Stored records
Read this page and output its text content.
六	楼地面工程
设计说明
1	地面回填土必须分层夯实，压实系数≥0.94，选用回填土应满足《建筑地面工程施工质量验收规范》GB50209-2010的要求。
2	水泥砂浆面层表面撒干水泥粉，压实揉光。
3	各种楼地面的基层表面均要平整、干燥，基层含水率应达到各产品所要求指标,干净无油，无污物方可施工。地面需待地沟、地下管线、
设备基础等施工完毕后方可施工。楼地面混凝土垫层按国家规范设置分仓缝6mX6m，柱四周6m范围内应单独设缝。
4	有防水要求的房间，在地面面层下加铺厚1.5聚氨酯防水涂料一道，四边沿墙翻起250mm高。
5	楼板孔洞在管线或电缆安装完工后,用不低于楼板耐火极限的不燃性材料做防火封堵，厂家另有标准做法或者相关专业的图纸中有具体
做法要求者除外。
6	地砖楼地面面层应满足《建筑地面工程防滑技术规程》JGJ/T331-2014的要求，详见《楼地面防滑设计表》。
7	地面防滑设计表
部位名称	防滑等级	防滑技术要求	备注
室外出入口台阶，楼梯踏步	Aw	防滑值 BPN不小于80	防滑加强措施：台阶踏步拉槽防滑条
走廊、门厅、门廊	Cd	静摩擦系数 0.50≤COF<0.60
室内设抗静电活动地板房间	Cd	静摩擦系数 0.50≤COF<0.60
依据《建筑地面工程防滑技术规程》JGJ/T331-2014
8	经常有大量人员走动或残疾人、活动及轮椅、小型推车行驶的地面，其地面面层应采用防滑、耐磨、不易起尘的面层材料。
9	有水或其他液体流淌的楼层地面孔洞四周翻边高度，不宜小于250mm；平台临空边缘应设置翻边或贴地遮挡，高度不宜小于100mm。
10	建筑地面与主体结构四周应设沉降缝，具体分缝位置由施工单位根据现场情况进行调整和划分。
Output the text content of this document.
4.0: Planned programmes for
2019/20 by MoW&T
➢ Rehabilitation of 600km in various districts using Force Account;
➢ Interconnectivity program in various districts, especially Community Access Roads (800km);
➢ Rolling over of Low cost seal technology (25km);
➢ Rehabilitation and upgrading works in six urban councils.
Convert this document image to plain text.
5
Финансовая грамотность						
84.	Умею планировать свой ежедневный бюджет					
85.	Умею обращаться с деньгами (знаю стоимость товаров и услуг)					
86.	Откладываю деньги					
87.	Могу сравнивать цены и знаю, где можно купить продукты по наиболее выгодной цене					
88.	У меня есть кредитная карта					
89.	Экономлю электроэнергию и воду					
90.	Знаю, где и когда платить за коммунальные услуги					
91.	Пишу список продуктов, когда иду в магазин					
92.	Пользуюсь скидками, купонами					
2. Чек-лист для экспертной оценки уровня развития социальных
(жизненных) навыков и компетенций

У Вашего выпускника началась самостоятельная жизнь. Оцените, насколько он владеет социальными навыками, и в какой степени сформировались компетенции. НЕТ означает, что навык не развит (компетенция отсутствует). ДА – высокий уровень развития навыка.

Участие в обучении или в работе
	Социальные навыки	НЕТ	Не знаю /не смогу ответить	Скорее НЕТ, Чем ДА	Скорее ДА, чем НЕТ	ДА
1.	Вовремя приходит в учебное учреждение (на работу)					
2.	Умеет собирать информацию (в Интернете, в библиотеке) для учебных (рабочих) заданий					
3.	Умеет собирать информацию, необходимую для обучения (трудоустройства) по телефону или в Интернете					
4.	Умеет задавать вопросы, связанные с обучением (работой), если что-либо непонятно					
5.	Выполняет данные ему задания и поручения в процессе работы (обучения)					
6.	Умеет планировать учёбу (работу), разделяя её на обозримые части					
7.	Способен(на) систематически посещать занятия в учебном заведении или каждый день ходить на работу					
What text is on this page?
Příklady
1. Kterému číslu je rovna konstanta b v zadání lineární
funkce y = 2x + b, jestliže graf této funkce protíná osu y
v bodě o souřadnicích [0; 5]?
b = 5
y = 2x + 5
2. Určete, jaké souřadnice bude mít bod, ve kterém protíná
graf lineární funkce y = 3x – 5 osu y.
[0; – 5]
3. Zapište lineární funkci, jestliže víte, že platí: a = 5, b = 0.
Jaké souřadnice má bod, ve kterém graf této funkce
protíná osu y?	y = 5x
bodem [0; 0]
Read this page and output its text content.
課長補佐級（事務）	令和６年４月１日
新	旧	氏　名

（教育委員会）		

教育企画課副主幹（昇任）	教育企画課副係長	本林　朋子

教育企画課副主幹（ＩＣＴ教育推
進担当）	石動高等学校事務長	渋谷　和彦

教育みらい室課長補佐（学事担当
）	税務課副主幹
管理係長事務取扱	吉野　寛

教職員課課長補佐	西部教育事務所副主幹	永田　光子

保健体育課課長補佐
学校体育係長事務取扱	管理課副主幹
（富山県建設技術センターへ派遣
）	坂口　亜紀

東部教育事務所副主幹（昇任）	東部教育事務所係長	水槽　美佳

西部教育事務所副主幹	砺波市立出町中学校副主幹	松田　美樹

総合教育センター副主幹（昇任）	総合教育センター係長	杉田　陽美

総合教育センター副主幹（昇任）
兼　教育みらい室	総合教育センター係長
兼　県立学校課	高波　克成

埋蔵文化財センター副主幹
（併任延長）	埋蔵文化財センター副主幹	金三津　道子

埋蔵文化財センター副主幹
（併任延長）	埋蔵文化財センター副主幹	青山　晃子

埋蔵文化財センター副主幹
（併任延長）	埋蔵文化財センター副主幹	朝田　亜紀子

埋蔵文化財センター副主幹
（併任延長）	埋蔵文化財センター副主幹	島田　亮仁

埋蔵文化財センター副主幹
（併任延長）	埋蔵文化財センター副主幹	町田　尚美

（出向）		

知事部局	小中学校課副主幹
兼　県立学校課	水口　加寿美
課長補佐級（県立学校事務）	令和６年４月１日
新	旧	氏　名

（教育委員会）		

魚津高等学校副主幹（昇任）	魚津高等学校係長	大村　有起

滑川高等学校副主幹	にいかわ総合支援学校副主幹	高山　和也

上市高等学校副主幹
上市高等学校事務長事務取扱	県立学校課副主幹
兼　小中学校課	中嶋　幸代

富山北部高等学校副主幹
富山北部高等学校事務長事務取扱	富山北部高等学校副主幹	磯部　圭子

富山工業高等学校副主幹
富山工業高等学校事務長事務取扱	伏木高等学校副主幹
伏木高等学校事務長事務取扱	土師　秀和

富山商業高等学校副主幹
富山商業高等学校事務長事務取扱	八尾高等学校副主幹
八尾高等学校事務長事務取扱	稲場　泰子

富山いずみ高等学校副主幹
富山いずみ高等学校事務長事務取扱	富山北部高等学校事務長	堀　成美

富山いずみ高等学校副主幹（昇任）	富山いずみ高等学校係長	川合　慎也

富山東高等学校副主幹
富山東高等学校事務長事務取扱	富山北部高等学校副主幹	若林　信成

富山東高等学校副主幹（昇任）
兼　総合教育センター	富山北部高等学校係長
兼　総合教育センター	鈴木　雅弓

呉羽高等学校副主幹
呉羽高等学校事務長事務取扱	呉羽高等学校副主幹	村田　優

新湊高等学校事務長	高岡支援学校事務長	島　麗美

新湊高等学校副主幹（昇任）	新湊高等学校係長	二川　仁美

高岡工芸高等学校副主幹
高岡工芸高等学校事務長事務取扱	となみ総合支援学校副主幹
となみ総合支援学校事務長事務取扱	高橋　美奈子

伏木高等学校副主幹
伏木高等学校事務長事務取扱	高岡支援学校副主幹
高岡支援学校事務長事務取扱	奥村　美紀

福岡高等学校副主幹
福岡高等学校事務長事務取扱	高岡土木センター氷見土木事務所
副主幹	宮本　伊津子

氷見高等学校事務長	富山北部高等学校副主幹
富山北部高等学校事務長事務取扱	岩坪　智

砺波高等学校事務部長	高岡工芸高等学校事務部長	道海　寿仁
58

• TASK TO COMPLETE: Report only a number: how many lines in the material above contain the string "souřadnice".

• WRITTEN ANSWER: 2